Extracted entries:
--- Start ---

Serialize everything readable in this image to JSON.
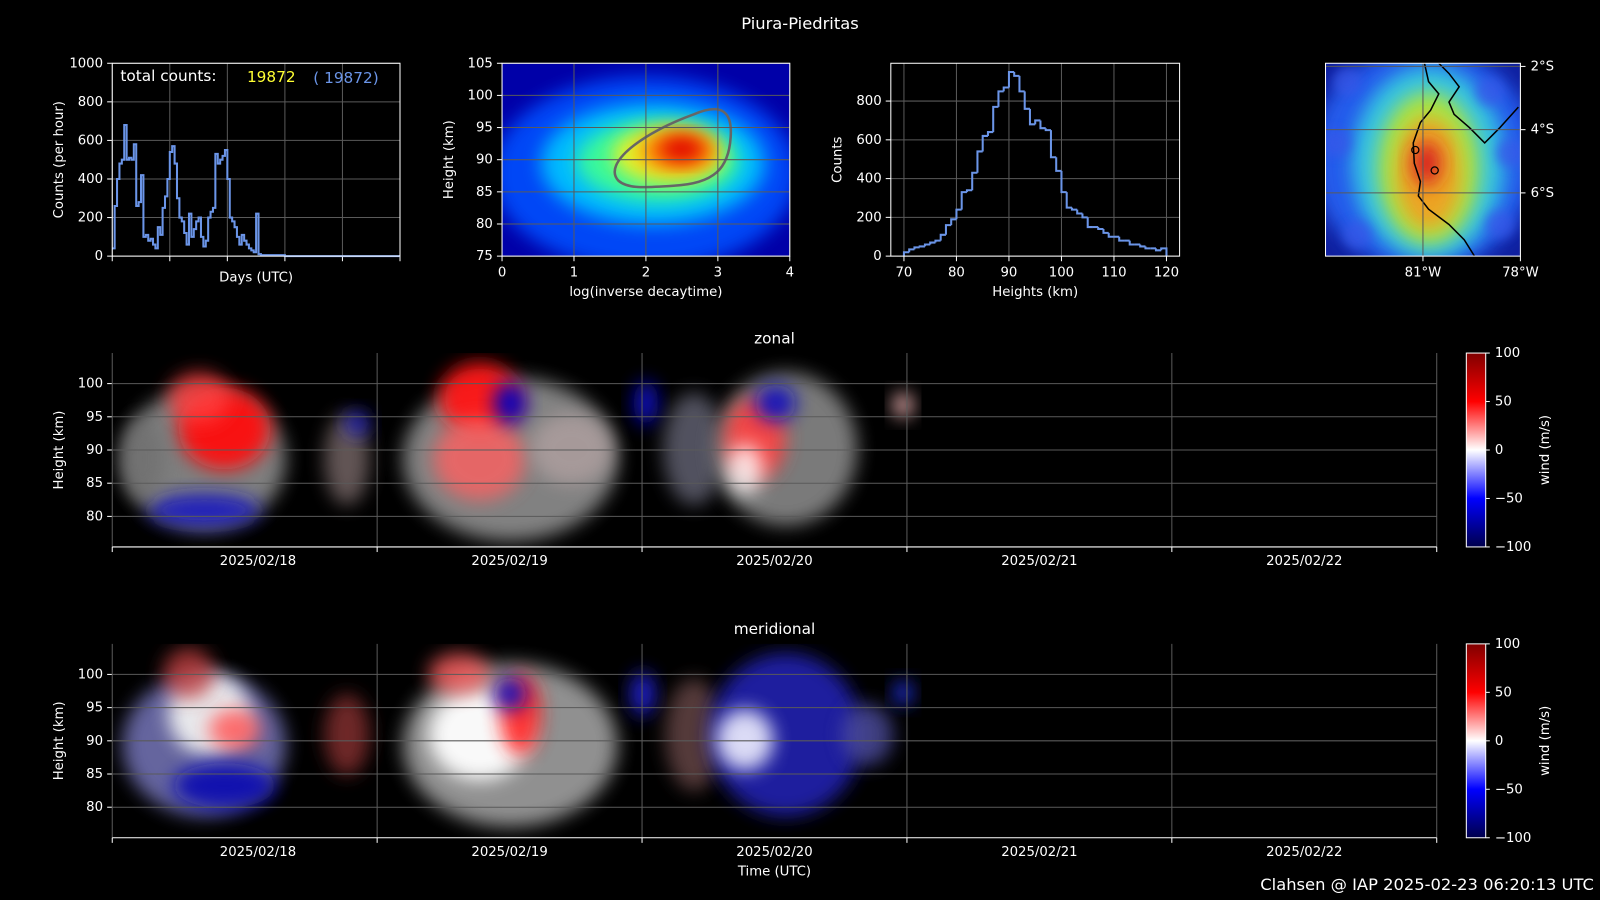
{
  "title": "Piura-Piedritas",
  "footer": "Clahsen @ IAP 2025-02-23 06:20:13 UTC",
  "chart_data": [
    {
      "type": "line",
      "drawstyle": "steps",
      "color": "#6b95e8",
      "xlabel": "Days (UTC)",
      "ylabel": "Counts (per hour)",
      "total_counts_label": "total counts:",
      "total_counts": 19872,
      "total_counts_color": "#ffff33",
      "total_counts_all": {
        "value": 19872,
        "label": "( 19872)"
      },
      "total_counts_all_color": "#6b95e8",
      "x": [
        0,
        1,
        2,
        3,
        4,
        5,
        6,
        7,
        8,
        9,
        10,
        11,
        12,
        13,
        14,
        15,
        16,
        17,
        18,
        19,
        20,
        21,
        22,
        23,
        24,
        25,
        26,
        27,
        28,
        29,
        30,
        31,
        32,
        33,
        34,
        35,
        36,
        37,
        38,
        39,
        40,
        41,
        42,
        43,
        44,
        45,
        46,
        47,
        48,
        49,
        50,
        51,
        52,
        53,
        54,
        55,
        56,
        57,
        58,
        59,
        60,
        61,
        62,
        63,
        64,
        65,
        66,
        67,
        68,
        69,
        70,
        71,
        72,
        120
      ],
      "values": [
        40,
        260,
        400,
        480,
        500,
        680,
        500,
        510,
        500,
        580,
        260,
        280,
        420,
        100,
        110,
        80,
        90,
        60,
        40,
        150,
        110,
        250,
        310,
        400,
        540,
        570,
        480,
        300,
        200,
        180,
        120,
        60,
        220,
        100,
        140,
        180,
        200,
        100,
        50,
        80,
        200,
        230,
        250,
        530,
        480,
        500,
        520,
        550,
        400,
        200,
        180,
        150,
        100,
        60,
        110,
        80,
        60,
        40,
        30,
        20,
        220,
        10,
        5,
        5,
        5,
        5,
        5,
        5,
        5,
        5,
        5,
        5,
        0,
        0
      ],
      "xlim": [
        0,
        120
      ],
      "xticks": [
        0,
        24,
        48,
        72,
        96,
        120
      ],
      "ylim": [
        0,
        1000
      ],
      "yticks": [
        0,
        200,
        400,
        600,
        800,
        1000
      ],
      "grid": true
    },
    {
      "type": "heatmap",
      "colormap": "jet",
      "xlabel": "log(inverse decaytime)",
      "ylabel": "Height (km)",
      "xlim": [
        0,
        4
      ],
      "xticks": [
        0,
        1,
        2,
        3,
        4
      ],
      "ylim": [
        75,
        105
      ],
      "yticks": [
        75,
        80,
        85,
        90,
        95,
        100,
        105
      ],
      "grid": true
    },
    {
      "type": "histogram",
      "color": "#6b95e8",
      "xlabel": "Heights (km)",
      "ylabel": "Counts",
      "bins": [
        70,
        71,
        72,
        73,
        74,
        75,
        76,
        77,
        78,
        79,
        80,
        81,
        82,
        83,
        84,
        85,
        86,
        87,
        88,
        89,
        90,
        91,
        92,
        93,
        94,
        95,
        96,
        97,
        98,
        99,
        100,
        101,
        102,
        103,
        104,
        105,
        106,
        107,
        108,
        109,
        110,
        111,
        112,
        113,
        114,
        115,
        116,
        117,
        118,
        119,
        120
      ],
      "values": [
        20,
        35,
        45,
        50,
        60,
        70,
        80,
        110,
        160,
        190,
        240,
        330,
        340,
        430,
        540,
        620,
        640,
        770,
        850,
        870,
        950,
        930,
        850,
        760,
        680,
        700,
        660,
        650,
        510,
        440,
        330,
        250,
        240,
        220,
        200,
        150,
        150,
        140,
        120,
        100,
        100,
        80,
        80,
        60,
        60,
        50,
        40,
        40,
        30,
        40
      ],
      "xlim": [
        67.5,
        122.5
      ],
      "xticks": [
        70,
        80,
        90,
        100,
        110,
        120
      ],
      "ylim": [
        0,
        995
      ],
      "yticks": [
        0,
        200,
        400,
        600,
        800
      ],
      "grid": true
    },
    {
      "type": "map",
      "xlim": [
        -84,
        -78
      ],
      "xticks": [
        {
          "value": -81,
          "label": "81°W"
        },
        {
          "value": -78,
          "label": "78°W"
        }
      ],
      "ylim": [
        -8,
        -1.9
      ],
      "yticks": [
        {
          "value": -2,
          "label": "2°S"
        },
        {
          "value": -4,
          "label": "4°S"
        },
        {
          "value": -6,
          "label": "6°S"
        }
      ],
      "grid": true
    },
    {
      "type": "wind",
      "title": "zonal",
      "ylabel": "Height (km)",
      "colormap": "seismic",
      "categories": [
        "2025/02/18",
        "2025/02/19",
        "2025/02/20",
        "2025/02/21",
        "2025/02/22"
      ],
      "ylim": [
        75.4,
        104.6
      ],
      "yticks": [
        80,
        85,
        90,
        95,
        100
      ],
      "grid": true,
      "colorbar": {
        "label": "wind (m/s)",
        "lim": [
          -100,
          100
        ],
        "ticks": [
          {
            "value": -100,
            "label": "−100"
          },
          {
            "value": -50,
            "label": "−50"
          },
          0,
          50,
          100
        ]
      }
    },
    {
      "type": "wind",
      "title": "meridional",
      "ylabel": "Height (km)",
      "xlabel": "Time (UTC)",
      "colormap": "seismic",
      "categories": [
        "2025/02/18",
        "2025/02/19",
        "2025/02/20",
        "2025/02/21",
        "2025/02/22"
      ],
      "ylim": [
        75.4,
        104.6
      ],
      "yticks": [
        80,
        85,
        90,
        95,
        100
      ],
      "grid": true,
      "colorbar": {
        "label": "wind (m/s)",
        "lim": [
          -100,
          100
        ],
        "ticks": [
          {
            "value": -100,
            "label": "−100"
          },
          {
            "value": -50,
            "label": "−50"
          },
          0,
          50,
          100
        ]
      }
    }
  ]
}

--- End ---

To be done: Write out the whole listing exactly, and drop the pictures.

Result below:
Serialize everything readable in this image to JSON.
{
  "title": "Piura-Piedritas",
  "footer": "Clahsen @ IAP 2025-02-23 06:20:13 UTC",
  "chart_data": [
    {
      "type": "line",
      "drawstyle": "steps",
      "color": "#6b95e8",
      "xlabel": "Days (UTC)",
      "ylabel": "Counts (per hour)",
      "total_counts_label": "total counts:",
      "total_counts": 19872,
      "total_counts_color": "#ffff33",
      "total_counts_all": {
        "value": 19872,
        "label": "( 19872)"
      },
      "total_counts_all_color": "#6b95e8",
      "x": [
        0,
        1,
        2,
        3,
        4,
        5,
        6,
        7,
        8,
        9,
        10,
        11,
        12,
        13,
        14,
        15,
        16,
        17,
        18,
        19,
        20,
        21,
        22,
        23,
        24,
        25,
        26,
        27,
        28,
        29,
        30,
        31,
        32,
        33,
        34,
        35,
        36,
        37,
        38,
        39,
        40,
        41,
        42,
        43,
        44,
        45,
        46,
        47,
        48,
        49,
        50,
        51,
        52,
        53,
        54,
        55,
        56,
        57,
        58,
        59,
        60,
        61,
        62,
        63,
        64,
        65,
        66,
        67,
        68,
        69,
        70,
        71,
        72,
        120
      ],
      "values": [
        40,
        260,
        400,
        480,
        500,
        680,
        500,
        510,
        500,
        580,
        260,
        280,
        420,
        100,
        110,
        80,
        90,
        60,
        40,
        150,
        110,
        250,
        310,
        400,
        540,
        570,
        480,
        300,
        200,
        180,
        120,
        60,
        220,
        100,
        140,
        180,
        200,
        100,
        50,
        80,
        200,
        230,
        250,
        530,
        480,
        500,
        520,
        550,
        400,
        200,
        180,
        150,
        100,
        60,
        110,
        80,
        60,
        40,
        30,
        20,
        220,
        10,
        5,
        5,
        5,
        5,
        5,
        5,
        5,
        5,
        5,
        5,
        0,
        0
      ],
      "xlim": [
        0,
        120
      ],
      "xticks": [
        0,
        24,
        48,
        72,
        96,
        120
      ],
      "ylim": [
        0,
        1000
      ],
      "yticks": [
        0,
        200,
        400,
        600,
        800,
        1000
      ],
      "grid": true
    },
    {
      "type": "heatmap",
      "colormap": "jet",
      "xlabel": "log(inverse decaytime)",
      "ylabel": "Height (km)",
      "xlim": [
        0,
        4
      ],
      "xticks": [
        0,
        1,
        2,
        3,
        4
      ],
      "ylim": [
        75,
        105
      ],
      "yticks": [
        75,
        80,
        85,
        90,
        95,
        100,
        105
      ],
      "grid": true
    },
    {
      "type": "histogram",
      "color": "#6b95e8",
      "xlabel": "Heights (km)",
      "ylabel": "Counts",
      "bins": [
        70,
        71,
        72,
        73,
        74,
        75,
        76,
        77,
        78,
        79,
        80,
        81,
        82,
        83,
        84,
        85,
        86,
        87,
        88,
        89,
        90,
        91,
        92,
        93,
        94,
        95,
        96,
        97,
        98,
        99,
        100,
        101,
        102,
        103,
        104,
        105,
        106,
        107,
        108,
        109,
        110,
        111,
        112,
        113,
        114,
        115,
        116,
        117,
        118,
        119,
        120
      ],
      "values": [
        20,
        35,
        45,
        50,
        60,
        70,
        80,
        110,
        160,
        190,
        240,
        330,
        340,
        430,
        540,
        620,
        640,
        770,
        850,
        870,
        950,
        930,
        850,
        760,
        680,
        700,
        660,
        650,
        510,
        440,
        330,
        250,
        240,
        220,
        200,
        150,
        150,
        140,
        120,
        100,
        100,
        80,
        80,
        60,
        60,
        50,
        40,
        40,
        30,
        40
      ],
      "xlim": [
        67.5,
        122.5
      ],
      "xticks": [
        70,
        80,
        90,
        100,
        110,
        120
      ],
      "ylim": [
        0,
        995
      ],
      "yticks": [
        0,
        200,
        400,
        600,
        800
      ],
      "grid": true
    },
    {
      "type": "map",
      "xlim": [
        -84,
        -78
      ],
      "xticks": [
        {
          "value": -81,
          "label": "81°W"
        },
        {
          "value": -78,
          "label": "78°W"
        }
      ],
      "ylim": [
        -8,
        -1.9
      ],
      "yticks": [
        {
          "value": -2,
          "label": "2°S"
        },
        {
          "value": -4,
          "label": "4°S"
        },
        {
          "value": -6,
          "label": "6°S"
        }
      ],
      "grid": true
    },
    {
      "type": "wind",
      "title": "zonal",
      "ylabel": "Height (km)",
      "colormap": "seismic",
      "categories": [
        "2025/02/18",
        "2025/02/19",
        "2025/02/20",
        "2025/02/21",
        "2025/02/22"
      ],
      "ylim": [
        75.4,
        104.6
      ],
      "yticks": [
        80,
        85,
        90,
        95,
        100
      ],
      "grid": true,
      "colorbar": {
        "label": "wind (m/s)",
        "lim": [
          -100,
          100
        ],
        "ticks": [
          {
            "value": -100,
            "label": "−100"
          },
          {
            "value": -50,
            "label": "−50"
          },
          0,
          50,
          100
        ]
      }
    },
    {
      "type": "wind",
      "title": "meridional",
      "ylabel": "Height (km)",
      "xlabel": "Time (UTC)",
      "colormap": "seismic",
      "categories": [
        "2025/02/18",
        "2025/02/19",
        "2025/02/20",
        "2025/02/21",
        "2025/02/22"
      ],
      "ylim": [
        75.4,
        104.6
      ],
      "yticks": [
        80,
        85,
        90,
        95,
        100
      ],
      "grid": true,
      "colorbar": {
        "label": "wind (m/s)",
        "lim": [
          -100,
          100
        ],
        "ticks": [
          {
            "value": -100,
            "label": "−100"
          },
          {
            "value": -50,
            "label": "−50"
          },
          0,
          50,
          100
        ]
      }
    }
  ]
}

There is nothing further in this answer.